(Data entries for graphics)

○ ○ ○ ○ ○ ○ ○

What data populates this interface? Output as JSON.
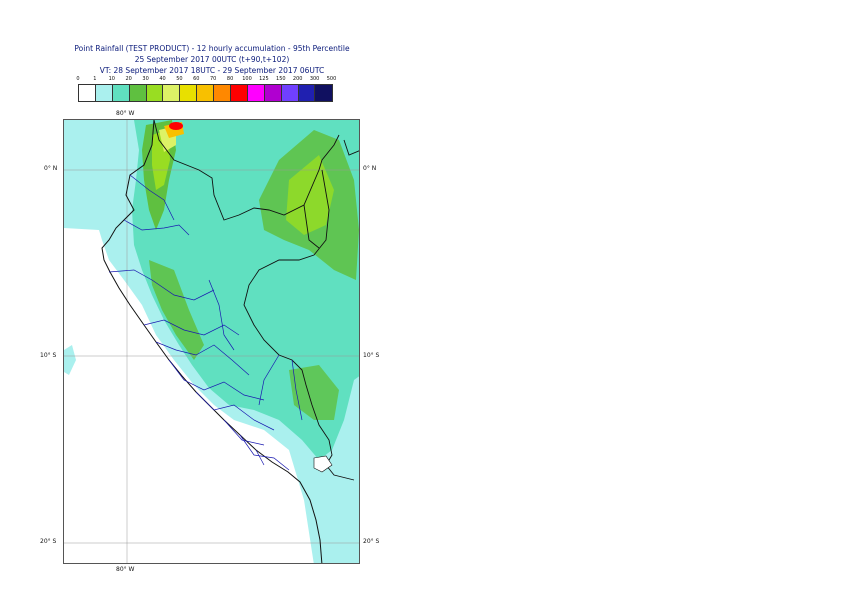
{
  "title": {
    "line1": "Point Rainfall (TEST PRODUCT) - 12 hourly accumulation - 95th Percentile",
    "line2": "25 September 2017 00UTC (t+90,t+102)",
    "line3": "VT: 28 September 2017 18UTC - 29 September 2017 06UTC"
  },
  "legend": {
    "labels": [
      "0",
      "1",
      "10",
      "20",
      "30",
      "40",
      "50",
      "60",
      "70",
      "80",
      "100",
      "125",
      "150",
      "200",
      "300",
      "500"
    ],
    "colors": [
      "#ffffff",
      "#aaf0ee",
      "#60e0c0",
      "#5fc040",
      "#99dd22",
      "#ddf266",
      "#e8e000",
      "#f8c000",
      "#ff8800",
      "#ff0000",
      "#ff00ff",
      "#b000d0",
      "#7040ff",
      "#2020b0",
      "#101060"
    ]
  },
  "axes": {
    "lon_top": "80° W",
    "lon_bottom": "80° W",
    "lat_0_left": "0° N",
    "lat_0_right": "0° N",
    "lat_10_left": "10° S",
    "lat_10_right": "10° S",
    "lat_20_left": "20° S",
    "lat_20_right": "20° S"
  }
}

○ ○ ○ ○ ○ ○ ○

### AIM OF THE TASK
Copy out every line of the listing that includes the string "September".

### RESULT FOR THIS EXERCISE
    "line2": "25 September 2017 00UTC (t+90,t+102)",
    "line3": "VT: 28 September 2017 18UTC - 29 September 2017 06UTC"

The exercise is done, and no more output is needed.